Task statement
Every line with the string "öffnen" should be gathered.

(Stored data entries)
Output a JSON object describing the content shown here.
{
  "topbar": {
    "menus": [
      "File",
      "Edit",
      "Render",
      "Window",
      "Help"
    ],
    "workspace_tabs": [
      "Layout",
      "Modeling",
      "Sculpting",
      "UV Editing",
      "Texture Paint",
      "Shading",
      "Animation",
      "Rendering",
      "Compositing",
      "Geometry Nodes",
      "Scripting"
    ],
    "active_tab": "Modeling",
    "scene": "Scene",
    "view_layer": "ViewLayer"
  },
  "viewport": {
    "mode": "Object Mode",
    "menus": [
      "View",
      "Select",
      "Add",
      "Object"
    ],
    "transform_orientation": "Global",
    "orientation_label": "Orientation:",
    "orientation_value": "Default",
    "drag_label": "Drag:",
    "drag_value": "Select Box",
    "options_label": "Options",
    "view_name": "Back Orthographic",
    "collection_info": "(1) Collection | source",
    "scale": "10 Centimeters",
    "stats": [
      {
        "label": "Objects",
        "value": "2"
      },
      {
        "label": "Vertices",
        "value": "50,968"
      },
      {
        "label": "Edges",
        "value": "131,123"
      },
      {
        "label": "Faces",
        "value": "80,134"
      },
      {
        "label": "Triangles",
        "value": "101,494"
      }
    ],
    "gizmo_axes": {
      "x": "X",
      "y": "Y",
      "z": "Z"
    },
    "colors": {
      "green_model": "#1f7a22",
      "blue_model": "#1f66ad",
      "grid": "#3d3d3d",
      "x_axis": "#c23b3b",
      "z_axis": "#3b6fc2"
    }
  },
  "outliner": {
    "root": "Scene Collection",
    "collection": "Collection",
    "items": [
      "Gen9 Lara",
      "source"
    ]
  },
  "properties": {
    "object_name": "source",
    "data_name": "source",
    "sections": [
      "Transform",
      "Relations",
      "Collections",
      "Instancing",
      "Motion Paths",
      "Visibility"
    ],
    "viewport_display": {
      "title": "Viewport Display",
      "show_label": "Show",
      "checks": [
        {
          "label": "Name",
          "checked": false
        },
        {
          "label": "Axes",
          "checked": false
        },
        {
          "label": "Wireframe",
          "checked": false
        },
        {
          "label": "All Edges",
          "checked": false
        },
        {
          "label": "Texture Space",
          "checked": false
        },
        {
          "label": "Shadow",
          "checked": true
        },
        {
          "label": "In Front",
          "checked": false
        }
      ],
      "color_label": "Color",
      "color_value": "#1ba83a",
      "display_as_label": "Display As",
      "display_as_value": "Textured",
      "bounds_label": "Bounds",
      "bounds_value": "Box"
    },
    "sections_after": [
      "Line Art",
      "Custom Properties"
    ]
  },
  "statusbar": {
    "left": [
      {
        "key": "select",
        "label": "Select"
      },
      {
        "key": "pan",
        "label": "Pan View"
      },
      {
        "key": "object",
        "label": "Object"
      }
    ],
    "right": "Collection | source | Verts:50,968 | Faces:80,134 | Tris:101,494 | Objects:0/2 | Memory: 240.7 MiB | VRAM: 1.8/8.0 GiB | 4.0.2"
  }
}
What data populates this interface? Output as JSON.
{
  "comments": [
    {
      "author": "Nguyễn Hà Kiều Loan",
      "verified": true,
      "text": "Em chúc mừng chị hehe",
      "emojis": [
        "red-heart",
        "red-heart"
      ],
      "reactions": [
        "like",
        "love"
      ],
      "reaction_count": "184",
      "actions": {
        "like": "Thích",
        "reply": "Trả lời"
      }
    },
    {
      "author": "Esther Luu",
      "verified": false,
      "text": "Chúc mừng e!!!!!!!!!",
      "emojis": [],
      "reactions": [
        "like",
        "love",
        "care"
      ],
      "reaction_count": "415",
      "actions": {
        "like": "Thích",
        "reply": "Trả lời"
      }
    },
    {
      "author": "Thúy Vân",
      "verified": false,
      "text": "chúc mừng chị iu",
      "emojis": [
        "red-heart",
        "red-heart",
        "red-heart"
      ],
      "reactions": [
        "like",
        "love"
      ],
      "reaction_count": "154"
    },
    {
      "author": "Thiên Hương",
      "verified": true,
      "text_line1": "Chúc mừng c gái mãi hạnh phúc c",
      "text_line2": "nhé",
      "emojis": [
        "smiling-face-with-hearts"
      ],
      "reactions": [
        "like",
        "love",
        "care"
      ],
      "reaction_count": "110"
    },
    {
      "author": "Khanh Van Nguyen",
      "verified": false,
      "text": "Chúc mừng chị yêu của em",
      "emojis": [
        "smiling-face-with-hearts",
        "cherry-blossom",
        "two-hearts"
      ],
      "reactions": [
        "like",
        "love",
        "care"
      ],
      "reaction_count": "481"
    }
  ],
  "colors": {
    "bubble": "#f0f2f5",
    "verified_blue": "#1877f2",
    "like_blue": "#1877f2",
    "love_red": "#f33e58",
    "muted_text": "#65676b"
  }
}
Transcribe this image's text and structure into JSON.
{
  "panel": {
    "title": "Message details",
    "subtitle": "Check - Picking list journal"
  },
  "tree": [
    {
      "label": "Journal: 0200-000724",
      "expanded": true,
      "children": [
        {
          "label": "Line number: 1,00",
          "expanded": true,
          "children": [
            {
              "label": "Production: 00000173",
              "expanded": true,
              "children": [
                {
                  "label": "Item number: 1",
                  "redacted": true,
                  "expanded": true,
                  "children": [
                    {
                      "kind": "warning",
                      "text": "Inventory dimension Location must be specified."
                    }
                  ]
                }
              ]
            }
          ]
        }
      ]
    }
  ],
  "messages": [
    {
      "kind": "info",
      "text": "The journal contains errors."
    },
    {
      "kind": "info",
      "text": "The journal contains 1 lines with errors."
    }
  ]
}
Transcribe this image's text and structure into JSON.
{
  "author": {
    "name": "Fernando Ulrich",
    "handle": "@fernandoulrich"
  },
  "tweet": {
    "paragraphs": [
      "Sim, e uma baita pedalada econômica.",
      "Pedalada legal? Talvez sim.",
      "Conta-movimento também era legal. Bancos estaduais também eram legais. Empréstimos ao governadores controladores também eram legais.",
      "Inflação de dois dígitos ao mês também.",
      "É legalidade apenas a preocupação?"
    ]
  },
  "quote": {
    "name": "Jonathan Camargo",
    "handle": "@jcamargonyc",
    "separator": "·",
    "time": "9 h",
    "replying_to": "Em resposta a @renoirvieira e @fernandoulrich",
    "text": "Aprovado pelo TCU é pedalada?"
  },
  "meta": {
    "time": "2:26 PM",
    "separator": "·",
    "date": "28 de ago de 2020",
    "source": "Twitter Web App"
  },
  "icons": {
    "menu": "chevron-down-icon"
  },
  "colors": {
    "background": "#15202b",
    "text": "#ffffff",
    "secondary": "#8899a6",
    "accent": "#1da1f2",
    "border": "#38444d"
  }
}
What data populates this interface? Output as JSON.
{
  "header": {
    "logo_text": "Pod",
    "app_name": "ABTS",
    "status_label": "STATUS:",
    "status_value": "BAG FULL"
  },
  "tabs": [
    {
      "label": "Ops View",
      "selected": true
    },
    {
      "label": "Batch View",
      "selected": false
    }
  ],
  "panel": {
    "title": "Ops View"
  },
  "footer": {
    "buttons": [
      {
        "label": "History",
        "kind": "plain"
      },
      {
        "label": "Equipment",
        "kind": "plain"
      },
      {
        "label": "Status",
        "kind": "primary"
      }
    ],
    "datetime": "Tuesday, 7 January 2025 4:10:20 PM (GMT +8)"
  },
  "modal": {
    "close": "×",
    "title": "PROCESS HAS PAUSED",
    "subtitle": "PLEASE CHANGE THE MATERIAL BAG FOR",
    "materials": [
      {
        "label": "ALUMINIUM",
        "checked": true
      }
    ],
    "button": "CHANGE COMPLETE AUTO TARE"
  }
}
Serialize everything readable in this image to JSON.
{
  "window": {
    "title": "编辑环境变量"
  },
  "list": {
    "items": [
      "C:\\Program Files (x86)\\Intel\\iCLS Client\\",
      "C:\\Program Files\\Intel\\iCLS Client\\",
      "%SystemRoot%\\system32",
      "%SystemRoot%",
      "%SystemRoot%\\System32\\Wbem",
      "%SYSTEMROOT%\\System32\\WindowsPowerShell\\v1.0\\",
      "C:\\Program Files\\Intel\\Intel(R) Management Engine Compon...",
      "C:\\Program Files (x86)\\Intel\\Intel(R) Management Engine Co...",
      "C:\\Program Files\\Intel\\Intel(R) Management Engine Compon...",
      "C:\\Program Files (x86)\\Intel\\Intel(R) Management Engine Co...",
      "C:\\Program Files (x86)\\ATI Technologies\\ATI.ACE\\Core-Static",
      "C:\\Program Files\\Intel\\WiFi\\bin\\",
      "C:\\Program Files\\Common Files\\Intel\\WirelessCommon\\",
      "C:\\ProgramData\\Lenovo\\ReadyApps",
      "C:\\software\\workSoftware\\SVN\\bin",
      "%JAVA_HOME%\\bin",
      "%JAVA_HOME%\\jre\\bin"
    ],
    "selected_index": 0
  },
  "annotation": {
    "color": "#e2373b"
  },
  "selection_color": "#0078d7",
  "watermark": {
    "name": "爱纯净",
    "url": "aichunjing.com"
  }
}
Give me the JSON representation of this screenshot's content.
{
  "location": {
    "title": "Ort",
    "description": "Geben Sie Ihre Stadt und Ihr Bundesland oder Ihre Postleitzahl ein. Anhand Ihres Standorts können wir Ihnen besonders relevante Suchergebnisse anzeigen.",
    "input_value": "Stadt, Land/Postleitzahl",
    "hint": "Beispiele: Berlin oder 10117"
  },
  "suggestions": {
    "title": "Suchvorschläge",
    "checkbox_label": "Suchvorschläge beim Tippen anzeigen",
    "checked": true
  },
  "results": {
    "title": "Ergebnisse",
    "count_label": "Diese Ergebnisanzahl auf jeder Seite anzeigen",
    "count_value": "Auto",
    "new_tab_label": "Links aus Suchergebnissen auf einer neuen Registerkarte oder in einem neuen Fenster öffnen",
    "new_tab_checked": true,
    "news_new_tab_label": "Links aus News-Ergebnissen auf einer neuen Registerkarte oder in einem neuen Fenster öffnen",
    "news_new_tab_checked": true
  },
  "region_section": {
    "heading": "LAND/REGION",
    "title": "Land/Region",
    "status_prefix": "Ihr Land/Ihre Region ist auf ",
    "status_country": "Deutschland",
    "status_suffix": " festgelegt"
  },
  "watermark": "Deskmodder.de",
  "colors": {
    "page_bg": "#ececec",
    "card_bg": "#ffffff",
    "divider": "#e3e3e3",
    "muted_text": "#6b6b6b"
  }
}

Exercise output
    "new_tab_label": "Links aus Suchergebnissen auf einer neuen Registerkarte oder in einem neuen Fenster öffnen",
    "news_new_tab_label": "Links aus News-Ergebnissen auf einer neuen Registerkarte oder in einem neuen Fenster öffnen",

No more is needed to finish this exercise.